*EXTRAIT FOURNI*
::::::::
Dossier : IMM-5568-06

Référence : 2007 CF 1026

Ottawa (Ontario), le 5 octobre 2007

EN PRÉSENCE DE MADAME LA JUGE TREMBLAY-LAMER

 

 

ENTRE :

ABDULVEHAP DUNDAR

demandeur

et

 

LE MINISTRE DE LA CITOYENNETÉ

ET DE L’IMMIGRATION

défendeur

 

 

MOTIFS DU JUGEMENT ET JUGEMENT

 

[1]               Il s’agit d’une demande de contrôle judiciaire d’une décision rendue par la Commission de l’immigration et du statut de réfugié du Canada, Section de la protection des réfugiés (la Commission), selon laquelle le demandeur n’est ni un réfugié au sens de la Convention ni une « personne à protéger ». La Commission a conclu que le demandeur n’avait pas fourni d’éléments de preuve crédibles justifiant sa demande.

 

 

 

L’HISTORIQUE DES FAITS

[2]               Le demandeur prétend qu’il est Kurde alévi. Lorsqu’il était étudiant à l’université, il a commencé à s’intéresser à la politique et à appuyer le Parti de la démocratie du peuple (HADEP) en 1996.

 

[3]               Plus particulièrement, il allègue qu’en décembre 1998, en juillet 2003 et en juillet 2004, il a été placé en détention par la police, interrogé et maltraité pendant plusieurs jours de suite.

 

[4]               Le demandeur a ensuite décidé de quitter la Turquie et a obtenu un visa d’étudiant le 1er septembre 2004. Il a quitté la Turquie pour venir au Canada le 12 octobre 2004.

 

[5]               L’audience concernant le statut de réfugié du demandeur a été tenue le 21 août 2006, lors de laquelle il a fait part de sa crainte d’être persécuté par les autorités turques en raison de son origine ethnique et de ses opinions politiques.

 

[6]               La Commission a conclu que le demandeur n’avait pas donné d’éléments de preuves crédibles et dignes de foi justifiant sa demande.

 

[7]               La Commission a estimé que bien que le demandeur ait fait preuve de collaboration pendant son témoignage, il avait donné des réponses générales concernant ses activités politiques de gauche.

 

[8]               De plus, la Commission a affirmé que le demandeur n’avait pas présenté de documents dignes de foi concernant son appui des activités politiques. La Commission a conclu que le motif invoqué par le demandeur pour expliquer pourquoi il n’avait pas obtenu de lettre confirmant sa participation aux activités politiques de gauche était insuffisant. La Commission a également fait remarquer qu’il n’y avait aucune documentation objective digne de foi concernant les allégations de mauvais traitements soulevées par le demandeur. D’après la preuve documentaire, il n’y avait eu aucune occurrence de mauvais traitements infligés à des alévis pendant la période de janvier 2002 à avril 2005.
::::::::
*EXTRAIT DE DONNÉES*
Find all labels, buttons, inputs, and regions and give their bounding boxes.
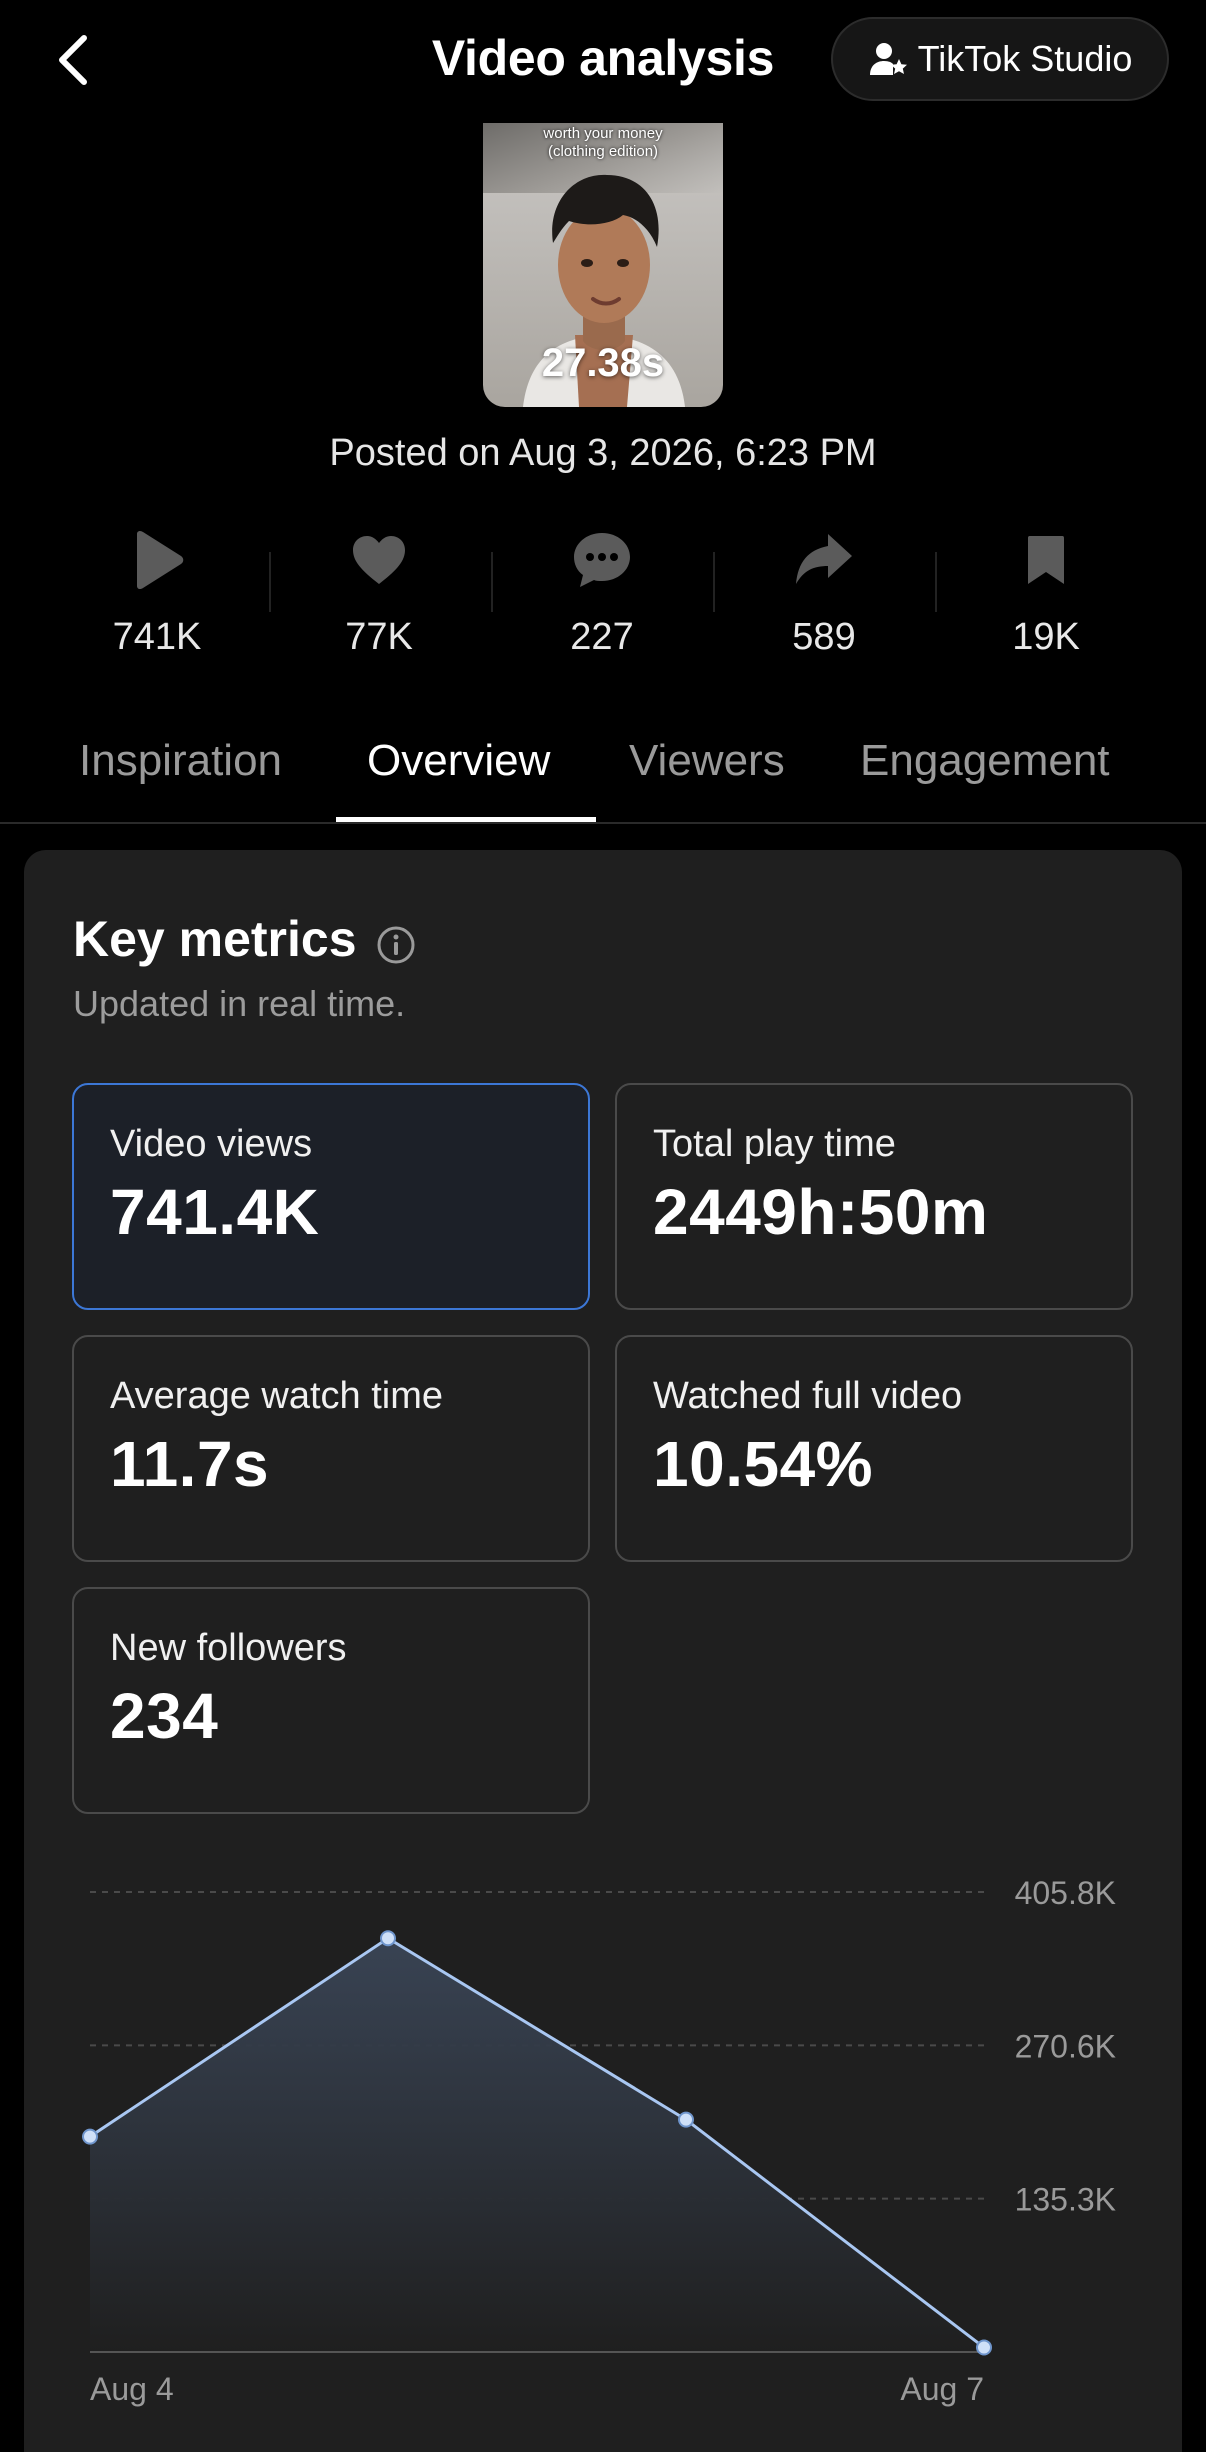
chart-data-point[interactable] xyxy=(678,2111,694,2128)
chart-x-tick-label: Aug 4 xyxy=(90,2371,174,2407)
video-analysis-screen: Video analysis TikTok Studio worth your … xyxy=(0,0,1206,2452)
chart-area-fill xyxy=(90,1938,984,2352)
chart-data-point[interactable] xyxy=(976,2339,992,2356)
chart-y-tick-label: 135.3K xyxy=(1015,2182,1116,2218)
chart-data-point[interactable] xyxy=(380,1930,396,1947)
chart-y-tick-label: 405.8K xyxy=(1015,1875,1116,1911)
video-views-chart: 405.8K 270.6K 135.3K Aug 4 Aug 7 xyxy=(82,1875,1116,2407)
chart-y-tick-label: 270.6K xyxy=(1015,2028,1116,2064)
chart-x-tick-label: Aug 7 xyxy=(900,2371,984,2407)
chart-data-point[interactable] xyxy=(82,2128,98,2145)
::::::::
*À FAIRE*
• A. D'après le jugement, à quels mois et années le demandeur dit-il avoir été placé en détention par la police ?
• B. Rédigez la suite du jugement à partir de sa dernière phrase.
Les lignes n'ont ici aucun rôle.

*LES RÉPONSES*
• A. Décembre 1998, juillet 2003 et juillet 2004.

• B.
[9]               La Commission a aussi fondé sa décision sur la déclaration solennelle de l’agent d’audience quant à une « deuxième entrevue » avec le demandeur. La déclaration révèle qu’au cours de l’entrevue, le demandeur a admis avoir donné de faux renseignements dans son Formulaire de renseignements personnels et que son prétendu engagement auprès du HADEP avait été inventé pour appuyer sa demande d’asile.

 

[10]           Malgré l’explication du demandeur selon laquelle il avait été soumis à des pressions et à l’intimidation au cours de la deuxième entrevue, qu’il n’avait pas entièrement compris la situation et qu’il n’avait pas eu d’autre choix que de rétracter ses allégations antérieures, la Commission a accordé une grande importance à la déclaration solennelle. 

 

[11]           En résumé, le témoignage superficiel du demandeur, son manque de diligence quant à l’obtention de documents et les renseignements contenus dans la déclaration solennelle de l’agent d’audience ont amené la Commission à conclure que, selon la prépondérance de la preuve, le demandeur ne s’était pas engagé dans des activités politiques qui auraient été à l’origine de mauvais traitements de la part des autorités turques.

 

[12]           Les conclusions de crédibilité sont des questions de fait et, par conséquent, la norme de contrôle qui leur est applicable est la décision manifestement déraisonnable (Aguebor c. Canada (Ministre de l’Emploi et de l’Immigration), (1993) 160 N.R. 315 (QL); Asashi c. Canada (Ministre de la Citoyenneté et de l’Immigration), 2005 CF 102, [2005] A.C.F. no 129 (QL), au paragraphe 6; Canada (Ministre de la Citoyenneté et de l’Immigration) c. Elbarnes, 2005 CF 70, [2005] A.C.F. no 98 (QL), au paragraphe 19). Les conclusions susceptibles d’un contrôle selon cette norme ne sont pas modifiées sauf si elles sont « clairement irrationnelle[s] » ou « de toute évidence non conforme[s] à la raison » (Canada (Procureur général) c. Alliance de la fonction publique du Canada, [1993] 1 R.C.S. 941, à la page 963). 

 

[13]           Bien que le demandeur ait présenté cette question comme une question de crédibilité, le fait que la Commission ait accepté en preuve la déclaration solennelle est, à mon avis, une question d’équité procédurale.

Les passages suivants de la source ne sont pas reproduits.